Short problem:
Filter for the word "поворотные" and keep each matching line.

Data entries:
========

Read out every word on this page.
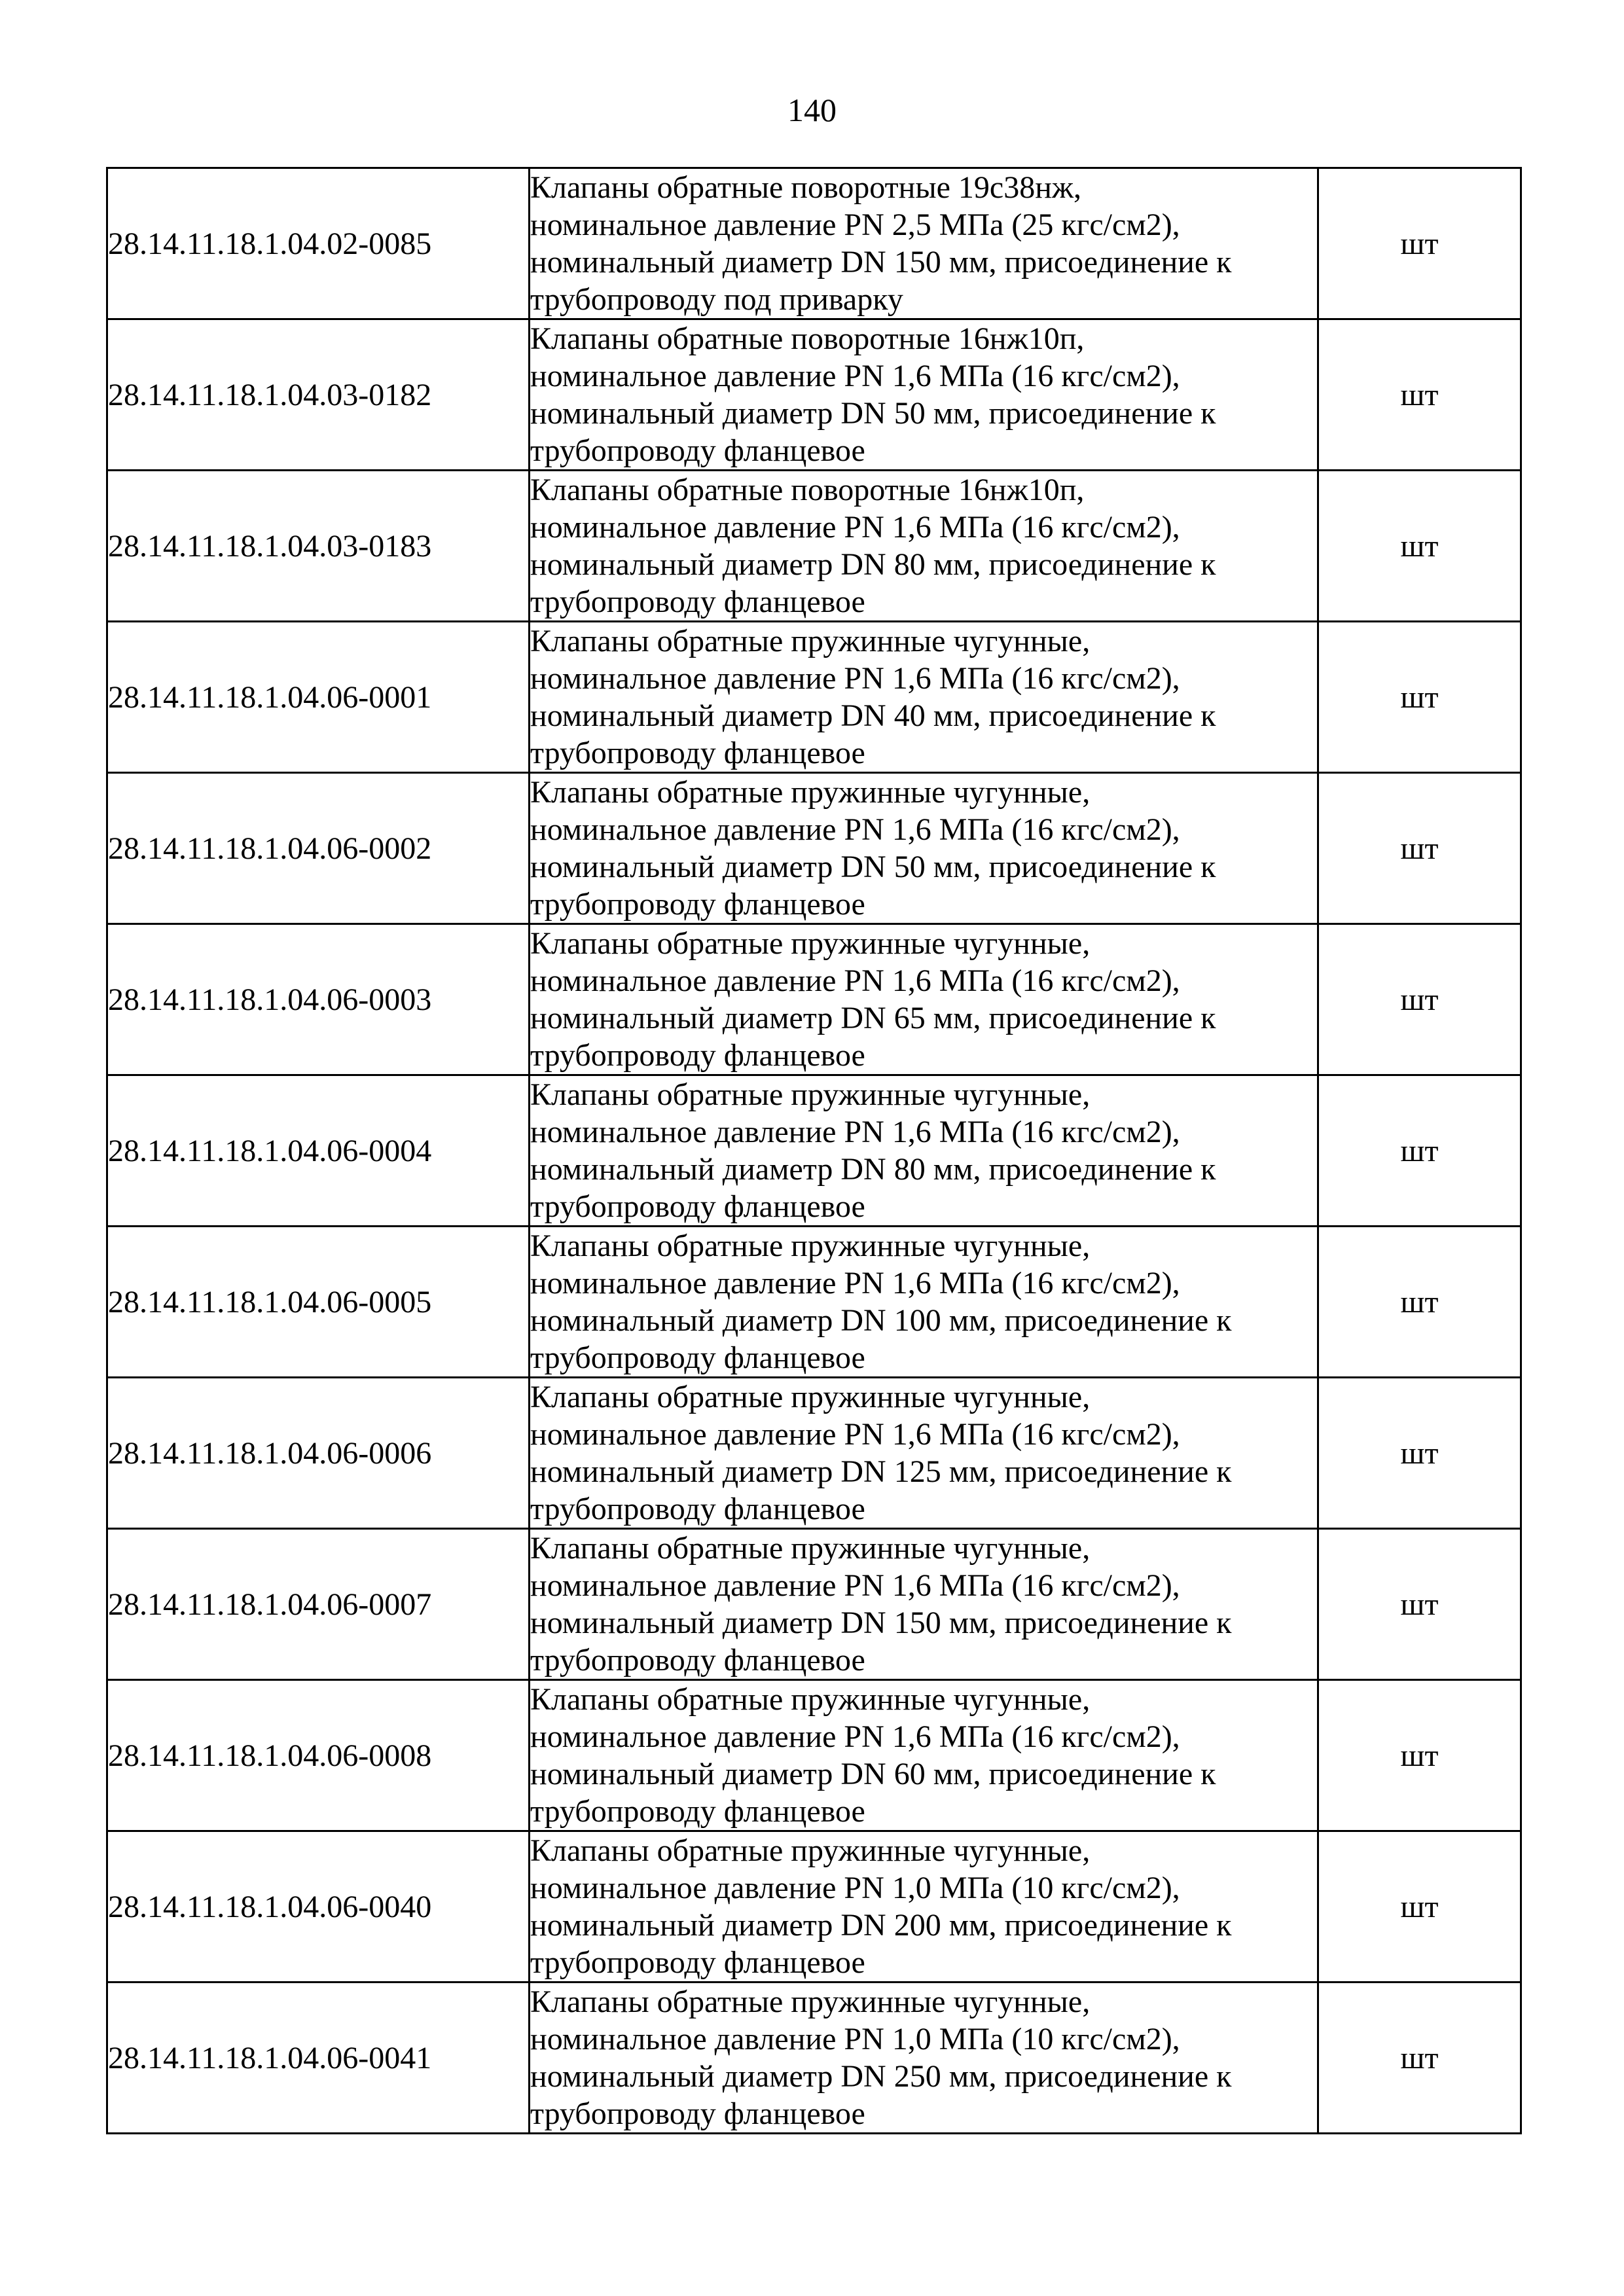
140
28.14.11.18.1.04.02-0085	Клапаны обратные поворотные 19с38нж,
номинальное давление PN 2,5 МПа (25 кгс/см2),
номинальный диаметр DN 150 мм, присоединение к
трубопроводу под приварку	шт
28.14.11.18.1.04.03-0182	Клапаны обратные поворотные 16нж10п,
номинальное давление PN 1,6 МПа (16 кгс/см2),
номинальный диаметр DN 50 мм, присоединение к
трубопроводу фланцевое	шт
28.14.11.18.1.04.03-0183	Клапаны обратные поворотные 16нж10п,
номинальное давление PN 1,6 МПа (16 кгс/см2),
номинальный диаметр DN 80 мм, присоединение к
трубопроводу фланцевое	шт
28.14.11.18.1.04.06-0001	Клапаны обратные пружинные чугунные,
номинальное давление PN 1,6 МПа (16 кгс/см2),
номинальный диаметр DN 40 мм, присоединение к
трубопроводу фланцевое	шт
28.14.11.18.1.04.06-0002	Клапаны обратные пружинные чугунные,
номинальное давление PN 1,6 МПа (16 кгс/см2),
номинальный диаметр DN 50 мм, присоединение к
трубопроводу фланцевое	шт
28.14.11.18.1.04.06-0003	Клапаны обратные пружинные чугунные,
номинальное давление PN 1,6 МПа (16 кгс/см2),
номинальный диаметр DN 65 мм, присоединение к
трубопроводу фланцевое	шт
28.14.11.18.1.04.06-0004	Клапаны обратные пружинные чугунные,
номинальное давление PN 1,6 МПа (16 кгс/см2),
номинальный диаметр DN 80 мм, присоединение к
трубопроводу фланцевое	шт
28.14.11.18.1.04.06-0005	Клапаны обратные пружинные чугунные,
номинальное давление PN 1,6 МПа (16 кгс/см2),
номинальный диаметр DN 100 мм, присоединение к
трубопроводу фланцевое	шт
28.14.11.18.1.04.06-0006	Клапаны обратные пружинные чугунные,
номинальное давление PN 1,6 МПа (16 кгс/см2),
номинальный диаметр DN 125 мм, присоединение к
трубопроводу фланцевое	шт
28.14.11.18.1.04.06-0007	Клапаны обратные пружинные чугунные,
номинальное давление PN 1,6 МПа (16 кгс/см2),
номинальный диаметр DN 150 мм, присоединение к
трубопроводу фланцевое	шт
28.14.11.18.1.04.06-0008	Клапаны обратные пружинные чугунные,
номинальное давление PN 1,6 МПа (16 кгс/см2),
номинальный диаметр DN 60 мм, присоединение к
трубопроводу фланцевое	шт
28.14.11.18.1.04.06-0040	Клапаны обратные пружинные чугунные,
номинальное давление PN 1,0 МПа (10 кгс/см2),
номинальный диаметр DN 200 мм, присоединение к
трубопроводу фланцевое	шт
28.14.11.18.1.04.06-0041	Клапаны обратные пружинные чугунные,
номинальное давление PN 1,0 МПа (10 кгс/см2),
номинальный диаметр DN 250 мм, присоединение к
трубопроводу фланцевое	шт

========

Full output:
28.14.11.18.1.04.02-0085	Клапаны обратные поворотные 19с38нж,
28.14.11.18.1.04.03-0182	Клапаны обратные поворотные 16нж10п,
28.14.11.18.1.04.03-0183	Клапаны обратные поворотные 16нж10п,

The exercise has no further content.